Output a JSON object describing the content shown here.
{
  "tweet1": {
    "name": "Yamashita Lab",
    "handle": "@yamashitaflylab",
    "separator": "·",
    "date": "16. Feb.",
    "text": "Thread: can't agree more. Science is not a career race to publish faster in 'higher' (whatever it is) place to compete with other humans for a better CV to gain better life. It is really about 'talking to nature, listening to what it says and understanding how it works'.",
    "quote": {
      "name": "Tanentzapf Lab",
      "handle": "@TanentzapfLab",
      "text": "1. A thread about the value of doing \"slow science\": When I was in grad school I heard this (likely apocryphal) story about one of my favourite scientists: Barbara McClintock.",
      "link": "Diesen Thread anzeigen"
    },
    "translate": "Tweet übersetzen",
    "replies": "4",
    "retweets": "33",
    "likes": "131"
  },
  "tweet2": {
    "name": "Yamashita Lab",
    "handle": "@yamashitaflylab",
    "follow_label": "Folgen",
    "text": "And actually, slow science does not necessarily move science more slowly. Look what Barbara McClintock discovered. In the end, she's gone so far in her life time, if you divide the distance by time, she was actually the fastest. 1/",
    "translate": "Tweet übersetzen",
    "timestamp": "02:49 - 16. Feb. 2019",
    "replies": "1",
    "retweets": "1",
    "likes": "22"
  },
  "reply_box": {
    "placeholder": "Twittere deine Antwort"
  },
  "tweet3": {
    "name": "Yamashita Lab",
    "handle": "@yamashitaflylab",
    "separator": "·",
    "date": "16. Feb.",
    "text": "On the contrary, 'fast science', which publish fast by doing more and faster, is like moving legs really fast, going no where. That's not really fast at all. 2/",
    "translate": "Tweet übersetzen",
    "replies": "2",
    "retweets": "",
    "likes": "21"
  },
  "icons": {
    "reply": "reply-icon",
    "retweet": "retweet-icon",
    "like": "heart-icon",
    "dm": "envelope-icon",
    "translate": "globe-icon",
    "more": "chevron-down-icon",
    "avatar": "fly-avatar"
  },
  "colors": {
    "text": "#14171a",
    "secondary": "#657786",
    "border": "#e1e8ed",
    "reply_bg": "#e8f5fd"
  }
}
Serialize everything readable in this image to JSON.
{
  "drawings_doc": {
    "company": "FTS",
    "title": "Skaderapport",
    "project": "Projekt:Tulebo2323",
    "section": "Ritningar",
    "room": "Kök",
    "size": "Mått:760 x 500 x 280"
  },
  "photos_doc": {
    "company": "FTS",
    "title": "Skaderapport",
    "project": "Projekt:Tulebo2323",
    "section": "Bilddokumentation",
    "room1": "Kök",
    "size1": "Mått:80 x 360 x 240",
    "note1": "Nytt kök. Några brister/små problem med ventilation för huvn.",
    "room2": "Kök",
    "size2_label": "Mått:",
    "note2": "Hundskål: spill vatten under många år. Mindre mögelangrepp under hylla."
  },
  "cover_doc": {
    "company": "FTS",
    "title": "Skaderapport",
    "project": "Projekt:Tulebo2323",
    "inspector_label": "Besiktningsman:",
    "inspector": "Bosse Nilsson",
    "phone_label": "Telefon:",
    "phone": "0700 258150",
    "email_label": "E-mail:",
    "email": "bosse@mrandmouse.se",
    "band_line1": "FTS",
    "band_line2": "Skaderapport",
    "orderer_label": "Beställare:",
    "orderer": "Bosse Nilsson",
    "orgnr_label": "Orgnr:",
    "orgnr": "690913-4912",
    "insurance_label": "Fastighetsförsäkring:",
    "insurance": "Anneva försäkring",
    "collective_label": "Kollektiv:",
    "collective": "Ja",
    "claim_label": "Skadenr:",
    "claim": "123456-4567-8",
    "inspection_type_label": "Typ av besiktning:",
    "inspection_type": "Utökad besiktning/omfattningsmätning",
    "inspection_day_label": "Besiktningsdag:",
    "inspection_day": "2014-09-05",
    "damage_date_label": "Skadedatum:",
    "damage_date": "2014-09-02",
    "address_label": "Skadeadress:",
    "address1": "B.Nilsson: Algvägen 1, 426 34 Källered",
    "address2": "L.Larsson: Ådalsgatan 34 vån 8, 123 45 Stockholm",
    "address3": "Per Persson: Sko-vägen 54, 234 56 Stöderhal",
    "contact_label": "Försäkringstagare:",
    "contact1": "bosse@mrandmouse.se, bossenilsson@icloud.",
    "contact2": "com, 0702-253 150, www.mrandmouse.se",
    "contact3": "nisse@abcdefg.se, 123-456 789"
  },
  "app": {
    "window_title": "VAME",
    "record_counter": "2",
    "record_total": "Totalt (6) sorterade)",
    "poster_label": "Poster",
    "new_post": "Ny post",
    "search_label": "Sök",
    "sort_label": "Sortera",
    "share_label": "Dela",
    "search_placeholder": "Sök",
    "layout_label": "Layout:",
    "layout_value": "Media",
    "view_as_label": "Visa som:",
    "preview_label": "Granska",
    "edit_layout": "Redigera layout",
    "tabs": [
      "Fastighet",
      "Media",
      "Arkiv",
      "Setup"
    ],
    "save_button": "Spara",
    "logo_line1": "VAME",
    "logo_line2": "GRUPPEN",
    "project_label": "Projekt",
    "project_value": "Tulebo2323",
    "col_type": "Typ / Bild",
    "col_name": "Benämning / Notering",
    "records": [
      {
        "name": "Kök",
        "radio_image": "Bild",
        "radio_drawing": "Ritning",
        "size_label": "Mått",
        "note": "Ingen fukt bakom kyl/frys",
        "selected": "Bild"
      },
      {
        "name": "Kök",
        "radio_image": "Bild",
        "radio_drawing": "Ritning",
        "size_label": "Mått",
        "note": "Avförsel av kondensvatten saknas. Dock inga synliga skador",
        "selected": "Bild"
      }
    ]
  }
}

•••••

### DIRECTIVE
Using the listing above, show every line that includes the string "section".

### RESPONSE TO THIS TASK
    "section": "Ritningar",
    "section": "Bilddokumentation",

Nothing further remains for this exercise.